[Required work] List each line holding the string "stosunku".

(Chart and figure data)
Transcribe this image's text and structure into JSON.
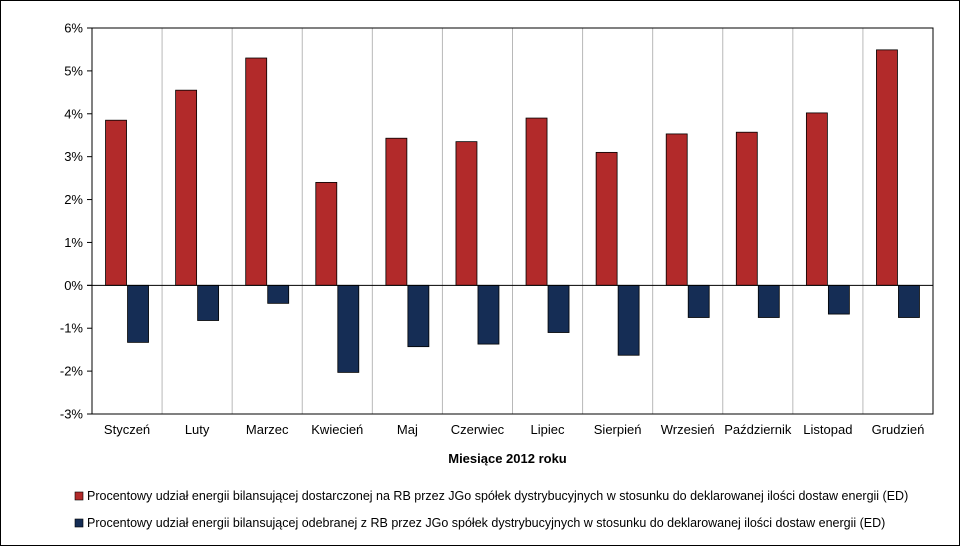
{
  "chart_data": {
    "type": "bar",
    "title": "",
    "xlabel": "Miesiące 2012 roku",
    "ylabel": "",
    "ylim": [
      -3,
      6
    ],
    "yticks": [
      -3,
      -2,
      -1,
      0,
      1,
      2,
      3,
      4,
      5,
      6
    ],
    "ytick_labels": [
      "-3%",
      "-2%",
      "-1%",
      "0%",
      "1%",
      "2%",
      "3%",
      "4%",
      "5%",
      "6%"
    ],
    "grid": "vertical category separators",
    "legend_position": "bottom",
    "categories": [
      "Styczeń",
      "Luty",
      "Marzec",
      "Kwiecień",
      "Maj",
      "Czerwiec",
      "Lipiec",
      "Sierpień",
      "Wrzesień",
      "Październik",
      "Listopad",
      "Grudzień"
    ],
    "series": [
      {
        "name": "Procentowy udział energii bilansującej dostarczonej na RB przez JGo spółek dystrybucyjnych w stosunku do deklarowanej ilości dostaw energii (ED)",
        "color": "#b22a2a",
        "values": [
          3.85,
          4.55,
          5.3,
          2.4,
          3.43,
          3.35,
          3.9,
          3.1,
          3.53,
          3.57,
          4.02,
          5.49
        ]
      },
      {
        "name": "Procentowy udział energii bilansującej odebranej z RB przez JGo spółek dystrybucyjnych w stosunku do deklarowanej ilości dostaw energii (ED)",
        "color": "#152d55",
        "values": [
          -1.33,
          -0.82,
          -0.42,
          -2.03,
          -1.43,
          -1.37,
          -1.1,
          -1.63,
          -0.75,
          -0.75,
          -0.67,
          -0.75
        ]
      }
    ]
  }
}
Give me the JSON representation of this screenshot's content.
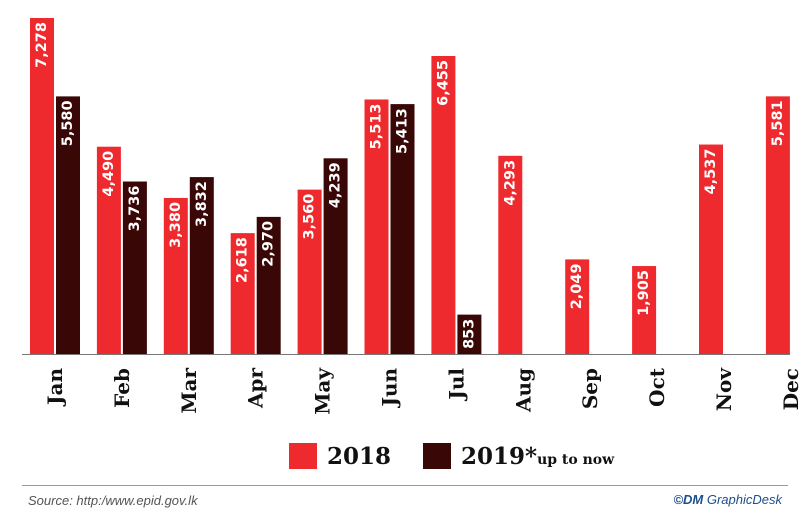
{
  "chart_data": {
    "type": "bar",
    "categories": [
      "Jan",
      "Feb",
      "Mar",
      "Apr",
      "May",
      "Jun",
      "Jul",
      "Aug",
      "Sep",
      "Oct",
      "Nov",
      "Dec"
    ],
    "series": [
      {
        "name": "2018",
        "color": "#ee2a2e",
        "values": [
          7278,
          4490,
          3380,
          2618,
          3560,
          5513,
          6455,
          4293,
          2049,
          1905,
          4537,
          5581
        ],
        "labels": [
          "7,278",
          "4,490",
          "3,380",
          "2,618",
          "3,560",
          "5,513",
          "6,455",
          "4,293",
          "2,049",
          "1,905",
          "4,537",
          "5,581"
        ]
      },
      {
        "name": "2019*",
        "color": "#3a0707",
        "values": [
          5580,
          3736,
          3832,
          2970,
          4239,
          5413,
          853,
          null,
          null,
          null,
          null,
          null
        ],
        "labels": [
          "5,580",
          "3,736",
          "3,832",
          "2,970",
          "4,239",
          "5,413",
          "853",
          "",
          "",
          "",
          "",
          ""
        ]
      }
    ],
    "ylim": [
      0,
      7278
    ],
    "grid": false,
    "legend_position": "bottom"
  },
  "legend": {
    "label_2018": "2018",
    "label_2019": "2019*",
    "note_2019": "up to now"
  },
  "footer": {
    "source": "Source: http:/www.epid.gov.lk",
    "credit_mark": "©DM",
    "credit_text": " GraphicDesk"
  }
}
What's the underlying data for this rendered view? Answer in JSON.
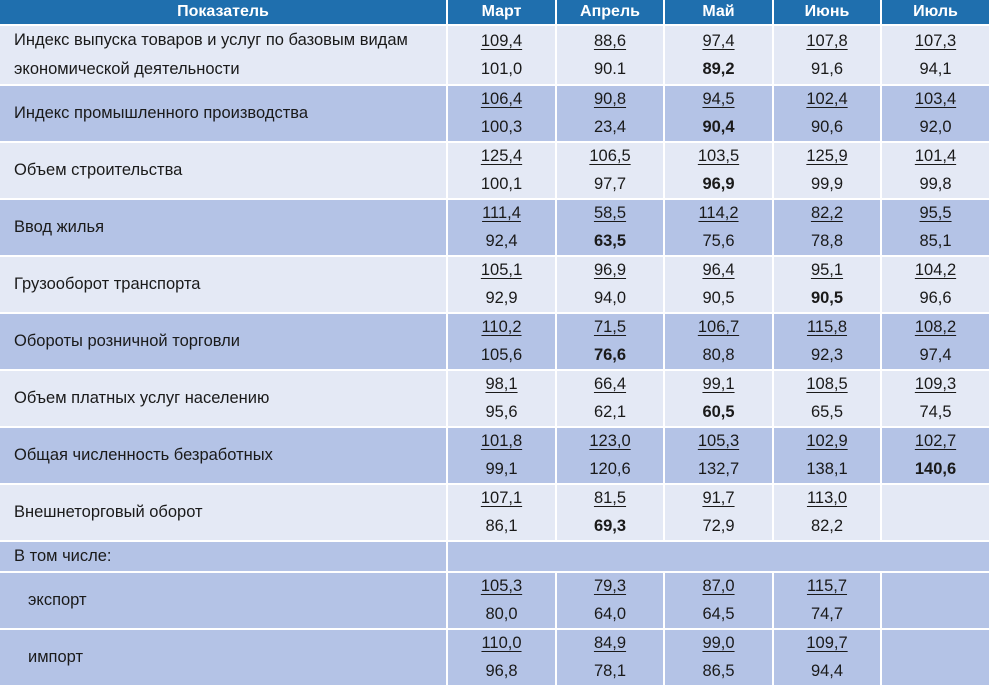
{
  "headers": [
    "Показатель",
    "Март",
    "Апрель",
    "Май",
    "Июнь",
    "Июль"
  ],
  "rows": [
    {
      "label": "Индекс выпуска товаров и услуг по базовым видам экономической деятельности",
      "top": [
        "109,4",
        "88,6",
        "97,4",
        "107,8",
        "107,3"
      ],
      "bottom": [
        "101,0",
        "90.1",
        "89,2",
        "91,6",
        "94,1"
      ],
      "bold_index": 2
    },
    {
      "label": "Индекс промышленного производства",
      "top": [
        "106,4",
        "90,8",
        "94,5",
        "102,4",
        "103,4"
      ],
      "bottom": [
        "100,3",
        "23,4",
        "90,4",
        "90,6",
        "92,0"
      ],
      "bold_index": 2
    },
    {
      "label": "Объем строительства",
      "top": [
        "125,4",
        "106,5",
        "103,5",
        "125,9",
        "101,4"
      ],
      "bottom": [
        "100,1",
        "97,7",
        "96,9",
        "99,9",
        "99,8"
      ],
      "bold_index": 2
    },
    {
      "label": "Ввод жилья",
      "top": [
        "111,4",
        "58,5",
        "114,2",
        "82,2",
        "95,5"
      ],
      "bottom": [
        "92,4",
        "63,5",
        "75,6",
        "78,8",
        "85,1"
      ],
      "bold_index": 1
    },
    {
      "label": "Грузооборот транспорта",
      "top": [
        "105,1",
        "96,9",
        "96,4",
        "95,1",
        "104,2"
      ],
      "bottom": [
        "92,9",
        "94,0",
        "90,5",
        "90,5",
        "96,6"
      ],
      "bold_index": 3
    },
    {
      "label": "Обороты розничной торговли",
      "top": [
        "110,2",
        "71,5",
        "106,7",
        "115,8",
        "108,2"
      ],
      "bottom": [
        "105,6",
        "76,6",
        "80,8",
        "92,3",
        "97,4"
      ],
      "bold_index": 1
    },
    {
      "label": "Объем платных услуг населению",
      "top": [
        "98,1",
        "66,4",
        "99,1",
        "108,5",
        "109,3"
      ],
      "bottom": [
        "95,6",
        "62,1",
        "60,5",
        "65,5",
        "74,5"
      ],
      "bold_index": 2
    },
    {
      "label": "Общая численность безработных",
      "top": [
        "101,8",
        "123,0",
        "105,3",
        "102,9",
        "102,7"
      ],
      "bottom": [
        "99,1",
        "120,6",
        "132,7",
        "138,1",
        "140,6"
      ],
      "bold_index": 4
    },
    {
      "label": "Внешнеторговый оборот",
      "top": [
        "107,1",
        "81,5",
        "91,7",
        "113,0",
        ""
      ],
      "bottom": [
        "86,1",
        "69,3",
        "72,9",
        "82,2",
        ""
      ],
      "bold_index": 1
    }
  ],
  "section_label": "В том числе:",
  "sub_rows": [
    {
      "label": "экспорт",
      "top": [
        "105,3",
        "79,3",
        "87,0",
        "115,7",
        ""
      ],
      "bottom": [
        "80,0",
        "64,0",
        "64,5",
        "74,7",
        ""
      ]
    },
    {
      "label": "импорт",
      "top": [
        "110,0",
        "84,9",
        "99,0",
        "109,7",
        ""
      ],
      "bottom": [
        "96,8",
        "78,1",
        "86,5",
        "94,4",
        ""
      ]
    }
  ]
}
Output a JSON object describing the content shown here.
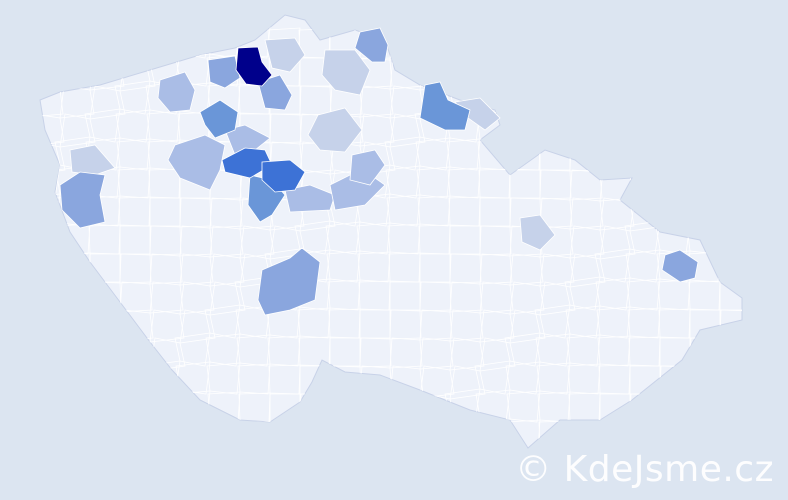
{
  "map": {
    "country_fill": "#eef2fa",
    "border_color": "#c8d2e8",
    "background": "#dce5f1",
    "color_scale": [
      "#dde1ec",
      "#c6d2ea",
      "#aabde6",
      "#8aa6de",
      "#6a96d8",
      "#3d72d6",
      "#00008b"
    ],
    "highlighted_districts": [
      {
        "level": 6
      },
      {
        "level": 5
      },
      {
        "level": 5
      },
      {
        "level": 4
      },
      {
        "level": 4
      },
      {
        "level": 4
      },
      {
        "level": 3
      },
      {
        "level": 3
      },
      {
        "level": 3
      },
      {
        "level": 3
      },
      {
        "level": 3
      },
      {
        "level": 3
      },
      {
        "level": 2
      },
      {
        "level": 2
      },
      {
        "level": 2
      },
      {
        "level": 2
      },
      {
        "level": 2
      },
      {
        "level": 2
      },
      {
        "level": 1
      },
      {
        "level": 1
      },
      {
        "level": 1
      },
      {
        "level": 1
      },
      {
        "level": 1
      },
      {
        "level": 1
      }
    ]
  },
  "watermark": "© KdeJsme.cz"
}
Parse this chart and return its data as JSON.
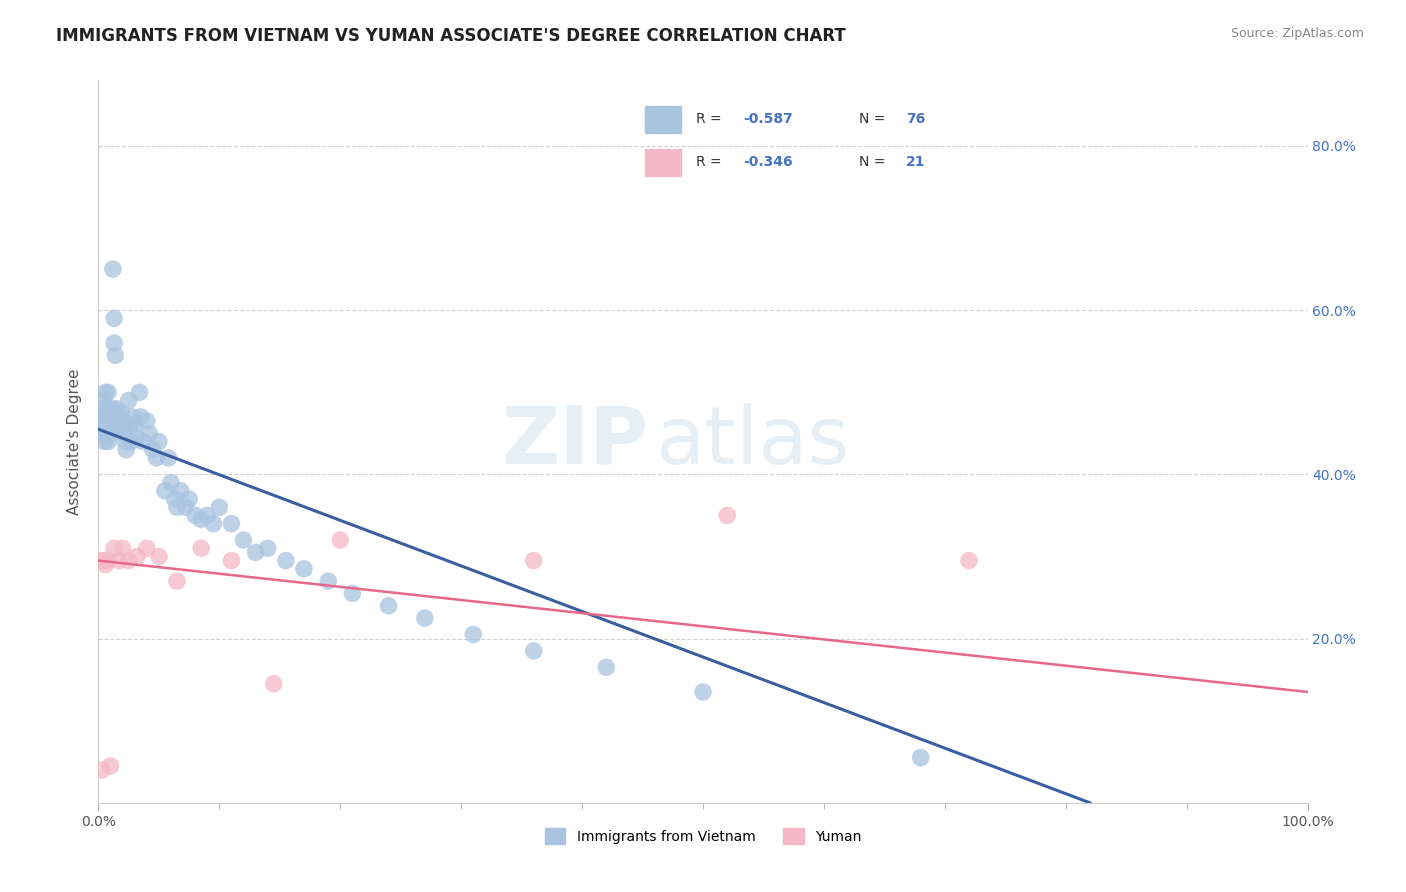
{
  "title": "IMMIGRANTS FROM VIETNAM VS YUMAN ASSOCIATE'S DEGREE CORRELATION CHART",
  "source": "Source: ZipAtlas.com",
  "ylabel": "Associate's Degree",
  "legend_label1": "Immigrants from Vietnam",
  "legend_label2": "Yuman",
  "legend_r1": "-0.587",
  "legend_n1": "76",
  "legend_r2": "-0.346",
  "legend_n2": "21",
  "watermark_zip": "ZIP",
  "watermark_atlas": "atlas",
  "blue_color": "#a8c4e0",
  "pink_color": "#f4b8c8",
  "blue_line_color": "#3a5fa0",
  "pink_line_color": "#e8688a",
  "xlim": [
    0.0,
    1.0
  ],
  "ylim": [
    0.0,
    0.88
  ],
  "blue_line_x0": 0.0,
  "blue_line_y0": 0.455,
  "blue_line_x1": 0.82,
  "blue_line_y1": 0.0,
  "pink_line_x0": 0.0,
  "pink_line_y0": 0.295,
  "pink_line_x1": 1.0,
  "pink_line_y1": 0.135,
  "title_fontsize": 12,
  "axis_label_fontsize": 11,
  "tick_fontsize": 10,
  "blue_scatter_x": [
    0.001,
    0.002,
    0.003,
    0.003,
    0.004,
    0.004,
    0.005,
    0.005,
    0.006,
    0.006,
    0.007,
    0.007,
    0.008,
    0.008,
    0.009,
    0.009,
    0.01,
    0.01,
    0.01,
    0.011,
    0.012,
    0.013,
    0.013,
    0.014,
    0.015,
    0.015,
    0.016,
    0.017,
    0.018,
    0.019,
    0.02,
    0.021,
    0.022,
    0.023,
    0.025,
    0.026,
    0.027,
    0.028,
    0.03,
    0.032,
    0.034,
    0.035,
    0.037,
    0.04,
    0.042,
    0.045,
    0.048,
    0.05,
    0.055,
    0.058,
    0.06,
    0.063,
    0.065,
    0.068,
    0.072,
    0.075,
    0.08,
    0.085,
    0.09,
    0.095,
    0.1,
    0.11,
    0.12,
    0.13,
    0.14,
    0.155,
    0.17,
    0.19,
    0.21,
    0.24,
    0.27,
    0.31,
    0.36,
    0.42,
    0.5,
    0.68
  ],
  "blue_scatter_y": [
    0.455,
    0.47,
    0.46,
    0.48,
    0.45,
    0.49,
    0.46,
    0.44,
    0.47,
    0.5,
    0.46,
    0.48,
    0.5,
    0.44,
    0.46,
    0.48,
    0.47,
    0.46,
    0.45,
    0.48,
    0.65,
    0.59,
    0.56,
    0.545,
    0.46,
    0.48,
    0.47,
    0.46,
    0.455,
    0.475,
    0.46,
    0.45,
    0.44,
    0.43,
    0.49,
    0.46,
    0.44,
    0.47,
    0.46,
    0.445,
    0.5,
    0.47,
    0.44,
    0.465,
    0.45,
    0.43,
    0.42,
    0.44,
    0.38,
    0.42,
    0.39,
    0.37,
    0.36,
    0.38,
    0.36,
    0.37,
    0.35,
    0.345,
    0.35,
    0.34,
    0.36,
    0.34,
    0.32,
    0.305,
    0.31,
    0.295,
    0.285,
    0.27,
    0.255,
    0.24,
    0.225,
    0.205,
    0.185,
    0.165,
    0.135,
    0.055
  ],
  "pink_scatter_x": [
    0.001,
    0.003,
    0.005,
    0.006,
    0.008,
    0.01,
    0.013,
    0.017,
    0.02,
    0.025,
    0.032,
    0.04,
    0.05,
    0.065,
    0.085,
    0.11,
    0.145,
    0.2,
    0.36,
    0.52,
    0.72
  ],
  "pink_scatter_y": [
    0.295,
    0.04,
    0.295,
    0.29,
    0.295,
    0.045,
    0.31,
    0.295,
    0.31,
    0.295,
    0.3,
    0.31,
    0.3,
    0.27,
    0.31,
    0.295,
    0.145,
    0.32,
    0.295,
    0.35,
    0.295
  ]
}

[Solution to this exercise]
        "name": "Procentowy udział energii bilansującej dostarczonej na RB przez JGo spółek dystrybucyjnych w stosunku do deklarowanej ilości dostaw energii (ED)",
        "name": "Procentowy udział energii bilansującej odebranej z RB przez JGo spółek dystrybucyjnych w stosunku do deklarowanej ilości dostaw energii (ED)",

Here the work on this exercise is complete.